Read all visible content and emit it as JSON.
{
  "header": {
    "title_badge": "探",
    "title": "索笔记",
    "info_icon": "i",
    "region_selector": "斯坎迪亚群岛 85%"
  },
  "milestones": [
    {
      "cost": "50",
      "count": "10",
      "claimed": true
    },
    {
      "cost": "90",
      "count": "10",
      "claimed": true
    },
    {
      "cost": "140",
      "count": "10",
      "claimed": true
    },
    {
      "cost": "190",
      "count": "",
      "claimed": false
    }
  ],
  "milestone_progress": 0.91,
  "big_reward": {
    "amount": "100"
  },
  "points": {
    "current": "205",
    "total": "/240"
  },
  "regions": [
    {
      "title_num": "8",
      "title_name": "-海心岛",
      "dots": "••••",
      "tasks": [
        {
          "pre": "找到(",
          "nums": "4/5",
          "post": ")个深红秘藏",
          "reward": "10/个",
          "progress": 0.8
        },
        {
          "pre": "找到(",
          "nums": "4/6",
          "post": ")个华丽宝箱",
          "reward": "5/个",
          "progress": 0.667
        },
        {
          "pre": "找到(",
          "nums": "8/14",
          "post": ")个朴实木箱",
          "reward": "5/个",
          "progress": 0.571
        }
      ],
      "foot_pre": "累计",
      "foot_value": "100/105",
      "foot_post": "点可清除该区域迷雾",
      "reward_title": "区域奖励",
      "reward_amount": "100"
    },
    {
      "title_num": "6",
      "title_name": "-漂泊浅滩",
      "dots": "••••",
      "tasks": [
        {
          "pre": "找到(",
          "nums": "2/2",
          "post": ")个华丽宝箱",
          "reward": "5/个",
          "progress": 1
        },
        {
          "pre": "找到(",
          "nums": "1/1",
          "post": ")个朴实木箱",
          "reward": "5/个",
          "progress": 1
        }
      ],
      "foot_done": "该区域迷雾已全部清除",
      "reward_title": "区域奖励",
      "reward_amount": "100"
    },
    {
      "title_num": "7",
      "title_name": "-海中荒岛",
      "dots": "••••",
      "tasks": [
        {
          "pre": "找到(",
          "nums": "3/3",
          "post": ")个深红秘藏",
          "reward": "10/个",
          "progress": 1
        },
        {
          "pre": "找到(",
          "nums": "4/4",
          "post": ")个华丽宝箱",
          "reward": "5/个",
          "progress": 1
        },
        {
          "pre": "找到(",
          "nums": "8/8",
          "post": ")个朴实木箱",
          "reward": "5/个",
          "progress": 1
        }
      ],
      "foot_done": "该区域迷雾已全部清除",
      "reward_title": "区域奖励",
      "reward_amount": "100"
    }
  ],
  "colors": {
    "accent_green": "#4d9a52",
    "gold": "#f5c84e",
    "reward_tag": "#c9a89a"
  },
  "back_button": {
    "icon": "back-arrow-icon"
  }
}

· · ·

**Aim**
Restate the whole listing exactly.

**Full answer**
Read all visible content and emit it as JSON.
{
  "header": {
    "title_badge": "探",
    "title": "索笔记",
    "info_icon": "i",
    "region_selector": "斯坎迪亚群岛 85%"
  },
  "milestones": [
    {
      "cost": "50",
      "count": "10",
      "claimed": true
    },
    {
      "cost": "90",
      "count": "10",
      "claimed": true
    },
    {
      "cost": "140",
      "count": "10",
      "claimed": true
    },
    {
      "cost": "190",
      "count": "",
      "claimed": false
    }
  ],
  "milestone_progress": 0.91,
  "big_reward": {
    "amount": "100"
  },
  "points": {
    "current": "205",
    "total": "/240"
  },
  "regions": [
    {
      "title_num": "8",
      "title_name": "-海心岛",
      "dots": "••••",
      "tasks": [
        {
          "pre": "找到(",
          "nums": "4/5",
          "post": ")个深红秘藏",
          "reward": "10/个",
          "progress": 0.8
        },
        {
          "pre": "找到(",
          "nums": "4/6",
          "post": ")个华丽宝箱",
          "reward": "5/个",
          "progress": 0.667
        },
        {
          "pre": "找到(",
          "nums": "8/14",
          "post": ")个朴实木箱",
          "reward": "5/个",
          "progress": 0.571
        }
      ],
      "foot_pre": "累计",
      "foot_value": "100/105",
      "foot_post": "点可清除该区域迷雾",
      "reward_title": "区域奖励",
      "reward_amount": "100"
    },
    {
      "title_num": "6",
      "title_name": "-漂泊浅滩",
      "dots": "••••",
      "tasks": [
        {
          "pre": "找到(",
          "nums": "2/2",
          "post": ")个华丽宝箱",
          "reward": "5/个",
          "progress": 1
        },
        {
          "pre": "找到(",
          "nums": "1/1",
          "post": ")个朴实木箱",
          "reward": "5/个",
          "progress": 1
        }
      ],
      "foot_done": "该区域迷雾已全部清除",
      "reward_title": "区域奖励",
      "reward_amount": "100"
    },
    {
      "title_num": "7",
      "title_name": "-海中荒岛",
      "dots": "••••",
      "tasks": [
        {
          "pre": "找到(",
          "nums": "3/3",
          "post": ")个深红秘藏",
          "reward": "10/个",
          "progress": 1
        },
        {
          "pre": "找到(",
          "nums": "4/4",
          "post": ")个华丽宝箱",
          "reward": "5/个",
          "progress": 1
        },
        {
          "pre": "找到(",
          "nums": "8/8",
          "post": ")个朴实木箱",
          "reward": "5/个",
          "progress": 1
        }
      ],
      "foot_done": "该区域迷雾已全部清除",
      "reward_title": "区域奖励",
      "reward_amount": "100"
    }
  ],
  "colors": {
    "accent_green": "#4d9a52",
    "gold": "#f5c84e",
    "reward_tag": "#c9a89a"
  },
  "back_button": {
    "icon": "back-arrow-icon"
  }
}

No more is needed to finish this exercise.